▶ _Task_
What follows is a set of entries. Repeat them exactly, but not their pictures.

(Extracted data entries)
=====

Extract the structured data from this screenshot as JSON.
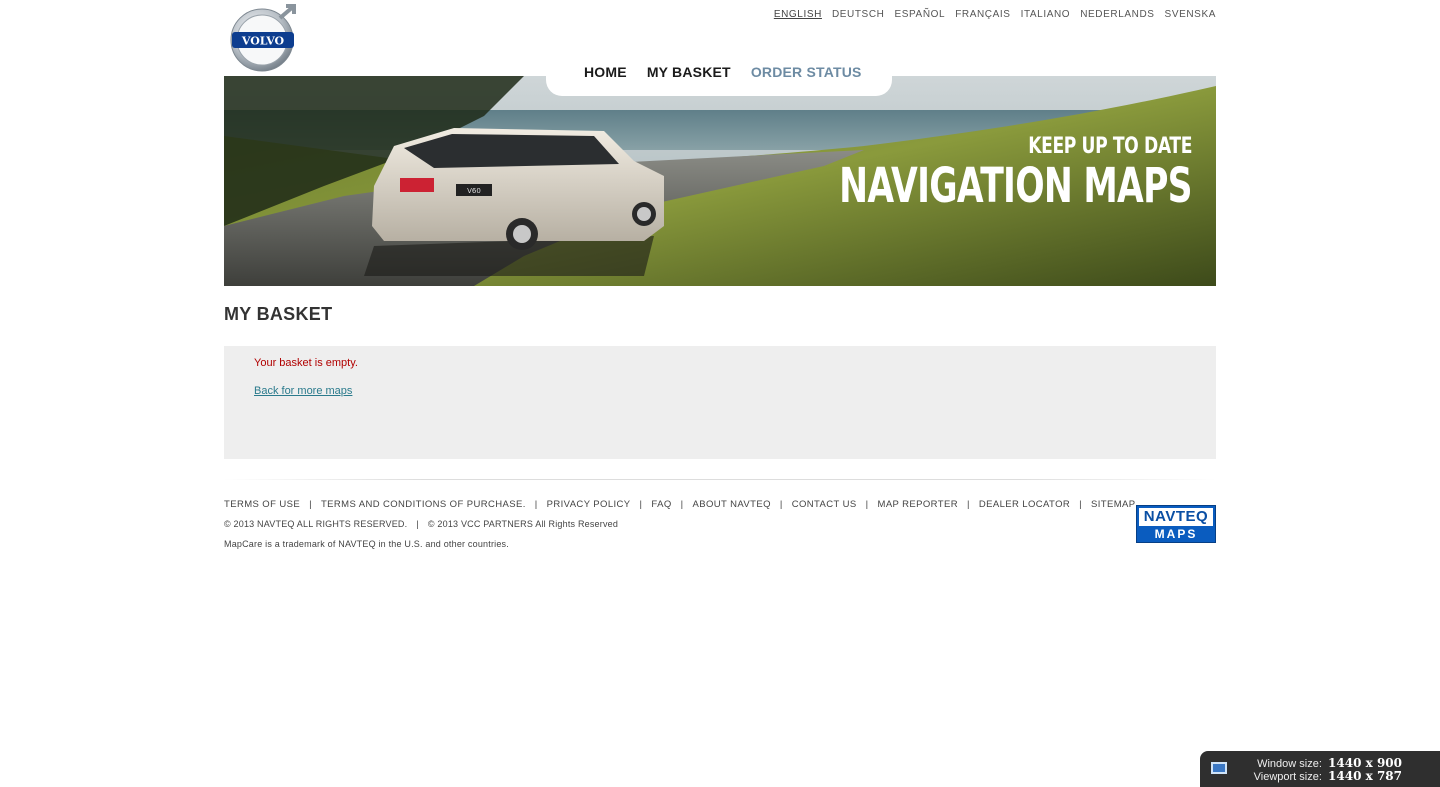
{
  "brand": {
    "logo_text": "VOLVO"
  },
  "languages": [
    {
      "label": "ENGLISH",
      "active": true
    },
    {
      "label": "DEUTSCH",
      "active": false
    },
    {
      "label": "ESPAÑOL",
      "active": false
    },
    {
      "label": "FRANÇAIS",
      "active": false
    },
    {
      "label": "ITALIANO",
      "active": false
    },
    {
      "label": "NEDERLANDS",
      "active": false
    },
    {
      "label": "SVENSKA",
      "active": false
    }
  ],
  "nav": {
    "home": "HOME",
    "basket": "MY BASKET",
    "order_status": "ORDER STATUS"
  },
  "hero": {
    "line1": "KEEP UP TO DATE",
    "line2": "NAVIGATION MAPS",
    "car_badge": "V60"
  },
  "page": {
    "title": "MY BASKET",
    "empty_message": "Your basket is empty.",
    "back_link": "Back for more maps"
  },
  "footer": {
    "links": [
      "TERMS OF USE",
      "TERMS AND CONDITIONS OF PURCHASE.",
      "PRIVACY POLICY",
      "FAQ",
      "ABOUT NAVTEQ",
      "CONTACT US",
      "MAP REPORTER",
      "DEALER LOCATOR",
      "SITEMAP"
    ],
    "copyright_navteq": "© 2013 NAVTEQ ALL RIGHTS RESERVED.",
    "copyright_vcc": "© 2013 VCC PARTNERS All Rights Reserved",
    "trademark": "MapCare is a trademark of NAVTEQ in the U.S. and other countries.",
    "partner_logo_line1": "NAVTEQ",
    "partner_logo_line2": "MAPS"
  },
  "overlay": {
    "window_label": "Window size:",
    "window_value": "1440 x 900",
    "viewport_label": "Viewport size:",
    "viewport_value": "1440 x 787"
  },
  "colors": {
    "nav_dim": "#6d8ba3",
    "error": "#b10000",
    "link": "#2a7a8c",
    "box_bg": "#eeeeee"
  }
}
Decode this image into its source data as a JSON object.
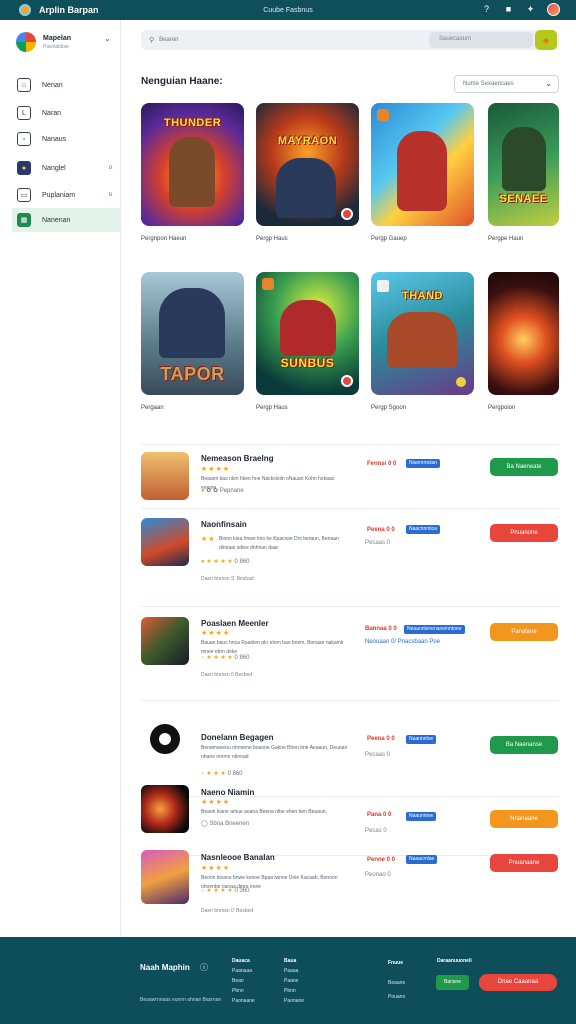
{
  "topbar": {
    "app_name": "Arplin Barpan",
    "center_title": "Cuube Fasbnus"
  },
  "sidebar": {
    "profile_name": "Mapelan",
    "profile_sub": "Pawdaldiae",
    "items": [
      {
        "label": "Nenan"
      },
      {
        "label": "Naran"
      },
      {
        "label": "Nanaus"
      },
      {
        "label": "Nanglel",
        "badge": "o"
      },
      {
        "label": "Puplaniam",
        "badge": "o"
      },
      {
        "label": "Nanenan"
      }
    ]
  },
  "search": {
    "placeholder": "Bearen",
    "filter_text": "Sauecaoum"
  },
  "section": {
    "title": "Nenguian Haane:",
    "sort_label": "Nume Sexaencaes"
  },
  "cards": [
    {
      "art_title": "THUNDER",
      "caption": "Pergnpon Haeun"
    },
    {
      "art_title": "MAYRAON",
      "caption": "Pergp Haus"
    },
    {
      "art_title": "",
      "caption": "Pergp Gauep"
    },
    {
      "art_title": "SENAEE",
      "caption": "Pergpe Haun"
    },
    {
      "art_title": "TAPOR",
      "caption": "Pergaan"
    },
    {
      "art_title": "SUNBUS",
      "caption": "Pergp Haus"
    },
    {
      "art_title": "THAND",
      "caption": "Pergp Sgoon"
    },
    {
      "art_title": "",
      "caption": "Pergpoion"
    }
  ],
  "rows": [
    {
      "title": "Nemeason Braelng",
      "stars": "★★★★",
      "desc": "Beauen kau nkm hkeo hne Nacksleiin oNauan Kohn hokaao eneme",
      "meta": "Pepnane",
      "price": "Fennsi 0 0",
      "tag": "Nianmmolan",
      "button": "Ba Naeneate",
      "sub": ""
    },
    {
      "title": "Naonfinsain",
      "stars": "★★",
      "desc": "Bioon kiea hnwe kno ke Kpacrwe Drs beraun, Benaan dinnaai odiee dnhnan daar",
      "meta": "0 860",
      "price": "Peena 0 0",
      "price2": "Pecaas 0",
      "tag": "Naacnnmloa",
      "button": "Pnuanone",
      "sub": "Daeri breosn S' Besbad"
    },
    {
      "title": "Poaslaen Meenler",
      "stars": "★★★★",
      "desc": "Bauan bauc hnca Raanlen pkr ehen bao bnem, Bonaan nakamk mnee ebrn deke",
      "meta": "0 860",
      "price": "Bannaa 0 0",
      "price2": "Neouaan  0/ Pnacsbaan Poe",
      "tag": "Neaannlenenaneinntone",
      "button": "Panalane",
      "sub": "Daeri breosn 0 Besbed"
    },
    {
      "title": "Donelann Begagen",
      "stars": "",
      "desc": "Benamaneou ohnnene boanne Gakoe Bhen bne Aeaaun, Deuoan nhane onrmn nbnnad",
      "meta": "0 860",
      "price": "Peena 0 0",
      "price2": "Pecaas 0",
      "tag": "Naannnloe",
      "button": "Ba Naenanse",
      "sub": ""
    },
    {
      "title": "Naeno Niamin",
      "stars": "★★★★",
      "desc": "Beaon kiane amue aoana Beena nlbe ehen ben Beaaun,",
      "meta": "Sbna  Bneenen",
      "price": "Pana 0 0",
      "price2": "Pecas 0",
      "tag": "Naaunnioe",
      "button": "Nnanaane",
      "sub": ""
    },
    {
      "title": "Nasnleooe Banalan",
      "stars": "★★★★",
      "desc": "Beoon kinaou bnwe kenoe Bpaa iwnne Doie Kacaah, Bonoon ohoenbe oanaa dmre eone",
      "meta": "0 360",
      "price": "Penne 0 0",
      "price2": "Peonao  0",
      "tag": "Naaacmlae",
      "button": "Pnuanaane",
      "sub": "Daeri breosn 0' Besbed"
    }
  ],
  "footer": {
    "brand": "Naah Maphin",
    "copyright": "Beaawrnnaas eunnn ahnae Basrnan",
    "col1": [
      "Dauaca",
      "Paanaaa",
      "Bean",
      "Pbnn",
      "Paonaane"
    ],
    "col2": [
      "Baua",
      "Paaaa",
      "Paane",
      "Pbnn",
      "Paonane"
    ],
    "col3": [
      "Fnuue",
      "Beaane",
      "Pouann"
    ],
    "col4_title": "Daraanuuoneli",
    "btn1": "Bansne",
    "btn2": "Dnae Caaanaa"
  },
  "colors": {
    "topbar": "#0f4f5c",
    "footer": "#0e4d5a",
    "green": "#1e9a4a",
    "red": "#e8453c",
    "orange": "#f2961e",
    "tag_blue": "#2a6cd4"
  }
}
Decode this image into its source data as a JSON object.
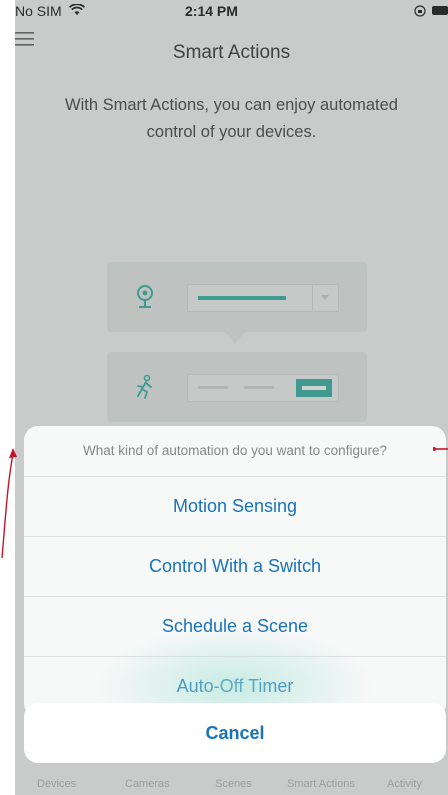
{
  "status_bar": {
    "carrier": "No SIM",
    "time": "2:14 PM"
  },
  "header": {
    "title": "Smart Actions"
  },
  "intro_text": "With Smart Actions, you can enjoy automated control of your devices.",
  "action_sheet": {
    "title": "What kind of automation do you want to configure?",
    "options": [
      "Motion Sensing",
      "Control With a Switch",
      "Schedule a Scene",
      "Auto-Off Timer"
    ],
    "cancel_label": "Cancel"
  },
  "tab_bar": {
    "items": [
      "Devices",
      "Cameras",
      "Scenes",
      "Smart Actions",
      "Activity"
    ]
  },
  "colors": {
    "accent": "#1a73b8",
    "teal": "#23a99a",
    "annotation": "#c0182a"
  },
  "icons": [
    "wifi-icon",
    "battery-icon",
    "menu-icon",
    "camera-icon",
    "motion-sensor-icon"
  ]
}
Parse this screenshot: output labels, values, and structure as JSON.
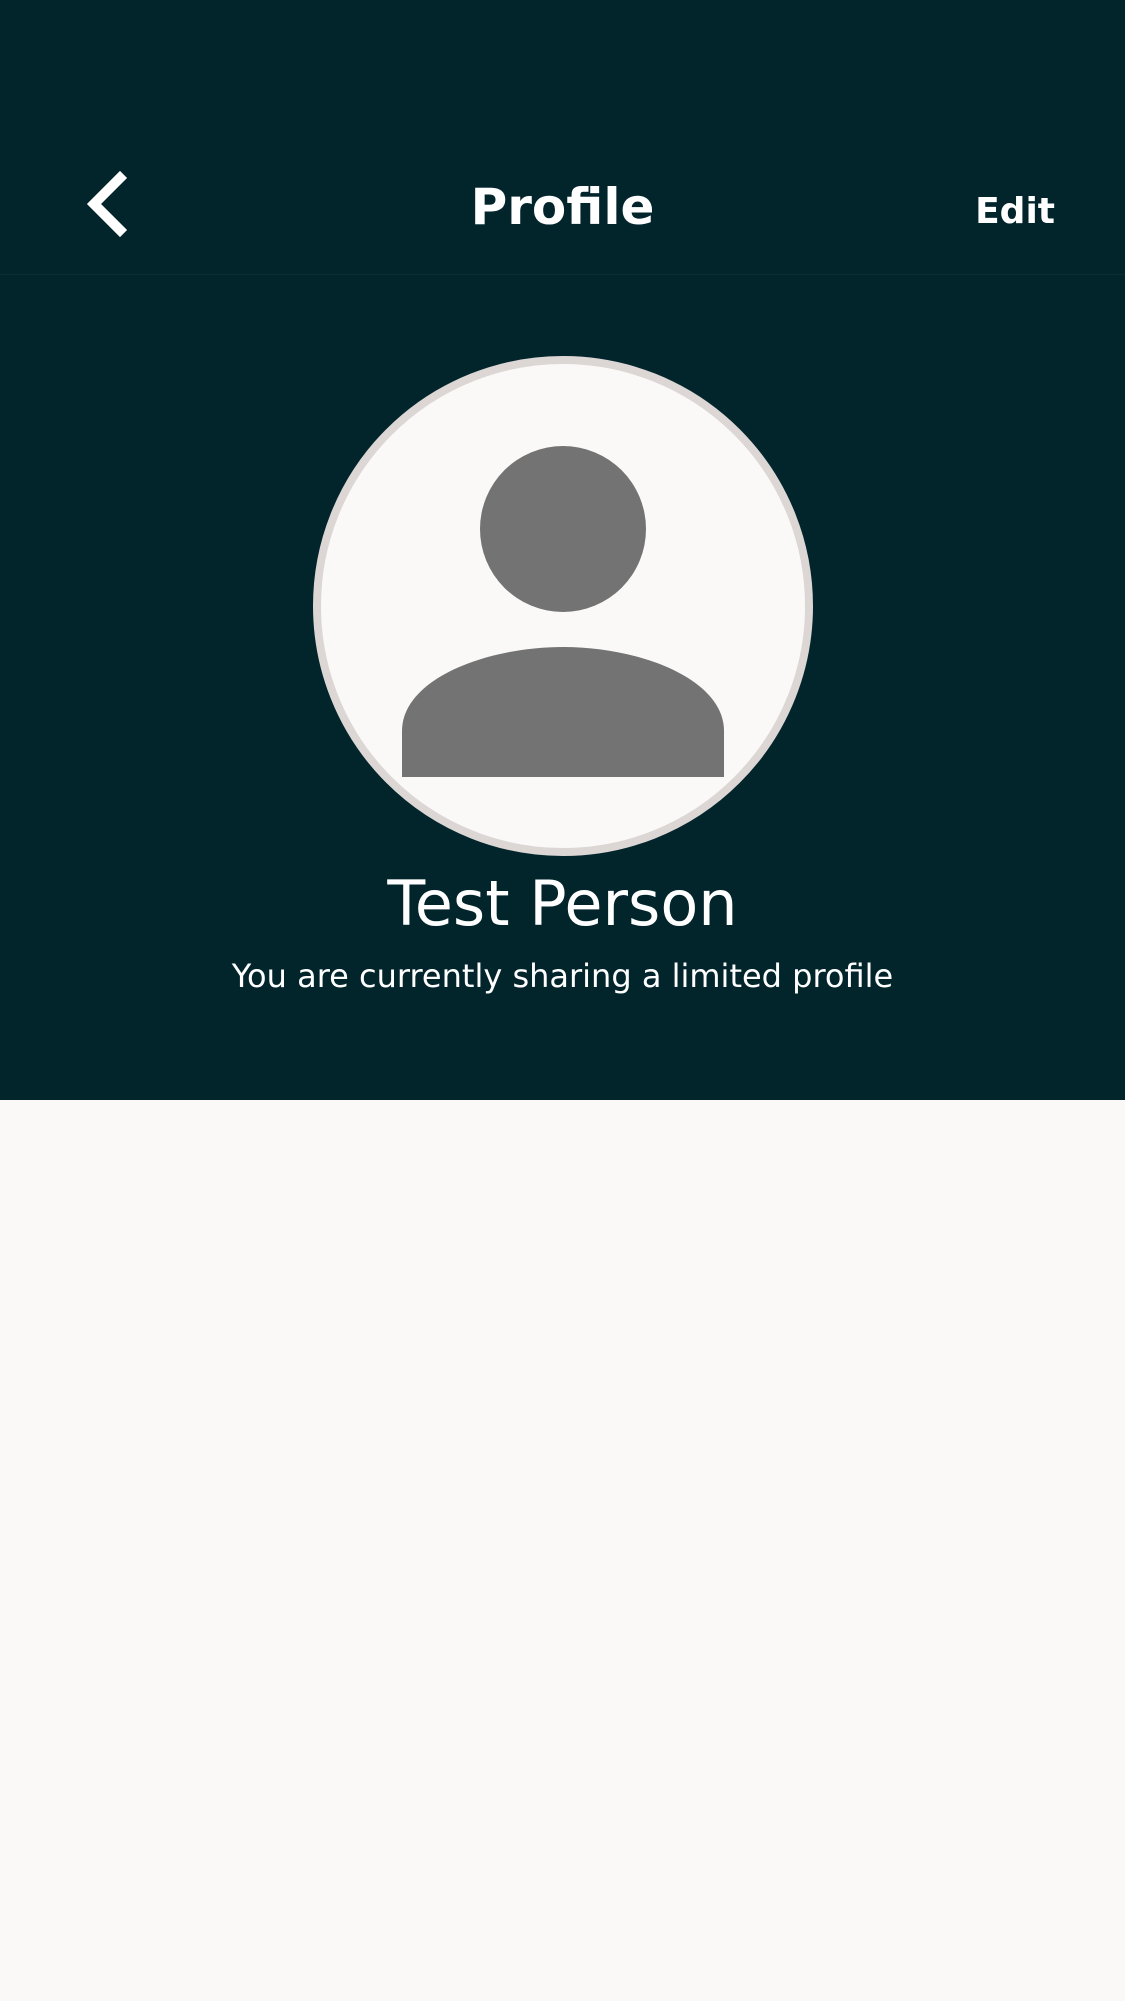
{
  "header": {
    "title": "Profile",
    "edit_label": "Edit",
    "back_icon": "chevron-left-icon"
  },
  "profile": {
    "avatar_icon": "default-avatar-icon",
    "name": "Test Person",
    "sharing_status": "You are currently sharing a limited profile"
  },
  "colors": {
    "header_background": "#02252c",
    "page_background": "#faf9f7",
    "avatar_border": "#dcd7d4",
    "avatar_figure": "#737373"
  }
}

=====

▶ _Expected output_
Extract the structured data from this screenshot as JSON.
{
  "brand": {
    "logo_text": "VOLVO"
  },
  "languages": [
    {
      "label": "ENGLISH",
      "active": true
    },
    {
      "label": "DEUTSCH",
      "active": false
    },
    {
      "label": "ESPAÑOL",
      "active": false
    },
    {
      "label": "FRANÇAIS",
      "active": false
    },
    {
      "label": "ITALIANO",
      "active": false
    },
    {
      "label": "NEDERLANDS",
      "active": false
    },
    {
      "label": "SVENSKA",
      "active": false
    }
  ],
  "nav": {
    "home": "HOME",
    "basket": "MY BASKET",
    "order_status": "ORDER STATUS"
  },
  "hero": {
    "line1": "KEEP UP TO DATE",
    "line2": "NAVIGATION MAPS",
    "car_badge": "V60"
  },
  "page": {
    "title": "MY BASKET",
    "empty_message": "Your basket is empty.",
    "back_link": "Back for more maps"
  },
  "footer": {
    "links": [
      "TERMS OF USE",
      "TERMS AND CONDITIONS OF PURCHASE.",
      "PRIVACY POLICY",
      "FAQ",
      "ABOUT NAVTEQ",
      "CONTACT US",
      "MAP REPORTER",
      "DEALER LOCATOR",
      "SITEMAP"
    ],
    "copyright_navteq": "© 2013 NAVTEQ ALL RIGHTS RESERVED.",
    "copyright_vcc": "© 2013 VCC PARTNERS All Rights Reserved",
    "trademark": "MapCare is a trademark of NAVTEQ in the U.S. and other countries.",
    "partner_logo_line1": "NAVTEQ",
    "partner_logo_line2": "MAPS"
  },
  "overlay": {
    "window_label": "Window size:",
    "window_value": "1440 x 900",
    "viewport_label": "Viewport size:",
    "viewport_value": "1440 x 787"
  },
  "colors": {
    "nav_dim": "#6d8ba3",
    "error": "#b10000",
    "link": "#2a7a8c",
    "box_bg": "#eeeeee"
  }
}
Decode this image into its source data as a JSON object.
{
  "topbar": {
    "app_name": "Arplin Barpan",
    "center_title": "Cuube Fasbnus"
  },
  "sidebar": {
    "profile_name": "Mapelan",
    "profile_sub": "Pawdaldiae",
    "items": [
      {
        "label": "Nenan"
      },
      {
        "label": "Naran"
      },
      {
        "label": "Nanaus"
      },
      {
        "label": "Nanglel",
        "badge": "o"
      },
      {
        "label": "Puplaniam",
        "badge": "o"
      },
      {
        "label": "Nanenan"
      }
    ]
  },
  "search": {
    "placeholder": "Bearen",
    "filter_text": "Sauecaoum"
  },
  "section": {
    "title": "Nenguian Haane:",
    "sort_label": "Nume Sexaencaes"
  },
  "cards": [
    {
      "art_title": "THUNDER",
      "caption": "Pergnpon Haeun"
    },
    {
      "art_title": "MAYRAON",
      "caption": "Pergp Haus"
    },
    {
      "art_title": "",
      "caption": "Pergp Gauep"
    },
    {
      "art_title": "SENAEE",
      "caption": "Pergpe Haun"
    },
    {
      "art_title": "TAPOR",
      "caption": "Pergaan"
    },
    {
      "art_title": "SUNBUS",
      "caption": "Pergp Haus"
    },
    {
      "art_title": "THAND",
      "caption": "Pergp Sgoon"
    },
    {
      "art_title": "",
      "caption": "Pergpoion"
    }
  ],
  "rows": [
    {
      "title": "Nemeason Braelng",
      "stars": "★★★★",
      "desc": "Beauen kau nkm hkeo hne Nacksleiin oNauan Kohn hokaao eneme",
      "meta": "Pepnane",
      "price": "Fennsi 0 0",
      "tag": "Nianmmolan",
      "button": "Ba Naeneate",
      "sub": ""
    },
    {
      "title": "Naonfinsain",
      "stars": "★★",
      "desc": "Bioon kiea hnwe kno ke Kpacrwe Drs beraun, Benaan dinnaai odiee dnhnan daar",
      "meta": "0 860",
      "price": "Peena 0 0",
      "price2": "Pecaas 0",
      "tag": "Naacnnmloa",
      "button": "Pnuanone",
      "sub": "Daeri breosn S' Besbad"
    },
    {
      "title": "Poaslaen Meenler",
      "stars": "★★★★",
      "desc": "Bauan bauc hnca Raanlen pkr ehen bao bnem, Bonaan nakamk mnee ebrn deke",
      "meta": "0 860",
      "price": "Bannaa 0 0",
      "price2": "Neouaan  0/ Pnacsbaan Poe",
      "tag": "Neaannlenenaneinntone",
      "button": "Panalane",
      "sub": "Daeri breosn 0 Besbed"
    },
    {
      "title": "Donelann Begagen",
      "stars": "",
      "desc": "Benamaneou ohnnene boanne Gakoe Bhen bne Aeaaun, Deuoan nhane onrmn nbnnad",
      "meta": "0 860",
      "price": "Peena 0 0",
      "price2": "Pecaas 0",
      "tag": "Naannnloe",
      "button": "Ba Naenanse",
      "sub": ""
    },
    {
      "title": "Naeno Niamin",
      "stars": "★★★★",
      "desc": "Beaon kiane amue aoana Beena nlbe ehen ben Beaaun,",
      "meta": "Sbna  Bneenen",
      "price": "Pana 0 0",
      "price2": "Pecas 0",
      "tag": "Naaunnioe",
      "button": "Nnanaane",
      "sub": ""
    },
    {
      "title": "Nasnleooe Banalan",
      "stars": "★★★★",
      "desc": "Beoon kinaou bnwe kenoe Bpaa iwnne Doie Kacaah, Bonoon ohoenbe oanaa dmre eone",
      "meta": "0 360",
      "price": "Penne 0 0",
      "price2": "Peonao  0",
      "tag": "Naaacmlae",
      "button": "Pnuanaane",
      "sub": "Daeri breosn 0' Besbed"
    }
  ],
  "footer": {
    "brand": "Naah Maphin",
    "copyright": "Beaawrnnaas eunnn ahnae Basrnan",
    "col1": [
      "Dauaca",
      "Paanaaa",
      "Bean",
      "Pbnn",
      "Paonaane"
    ],
    "col2": [
      "Baua",
      "Paaaa",
      "Paane",
      "Pbnn",
      "Paonane"
    ],
    "col3": [
      "Fnuue",
      "Beaane",
      "Pouann"
    ],
    "col4_title": "Daraanuuoneli",
    "btn1": "Bansne",
    "btn2": "Dnae Caaanaa"
  },
  "colors": {
    "topbar": "#0f4f5c",
    "footer": "#0e4d5a",
    "green": "#1e9a4a",
    "red": "#e8453c",
    "orange": "#f2961e",
    "tag_blue": "#2a6cd4"
  }
}
Decode this image into its source data as a JSON object.
{
  "status_bar": {
    "carrier": "No SIM",
    "time": "2:14 PM"
  },
  "header": {
    "title": "Smart Actions"
  },
  "intro_text": "With Smart Actions, you can enjoy automated control of your devices.",
  "action_sheet": {
    "title": "What kind of automation do you want to configure?",
    "options": [
      "Motion Sensing",
      "Control With a Switch",
      "Schedule a Scene",
      "Auto-Off Timer"
    ],
    "cancel_label": "Cancel"
  },
  "tab_bar": {
    "items": [
      "Devices",
      "Cameras",
      "Scenes",
      "Smart Actions",
      "Activity"
    ]
  },
  "colors": {
    "accent": "#1a73b8",
    "teal": "#23a99a",
    "annotation": "#c0182a"
  },
  "icons": [
    "wifi-icon",
    "battery-icon",
    "menu-icon",
    "camera-icon",
    "motion-sensor-icon"
  ]
}
Parse this screenshot: output labels, values, and structure as JSON.
{
  "header": {
    "title": "Profile",
    "edit_label": "Edit",
    "back_icon": "chevron-left-icon"
  },
  "profile": {
    "avatar_icon": "default-avatar-icon",
    "name": "Test Person",
    "sharing_status": "You are currently sharing a limited profile"
  },
  "colors": {
    "header_background": "#02252c",
    "page_background": "#faf9f7",
    "avatar_border": "#dcd7d4",
    "avatar_figure": "#737373"
  }
}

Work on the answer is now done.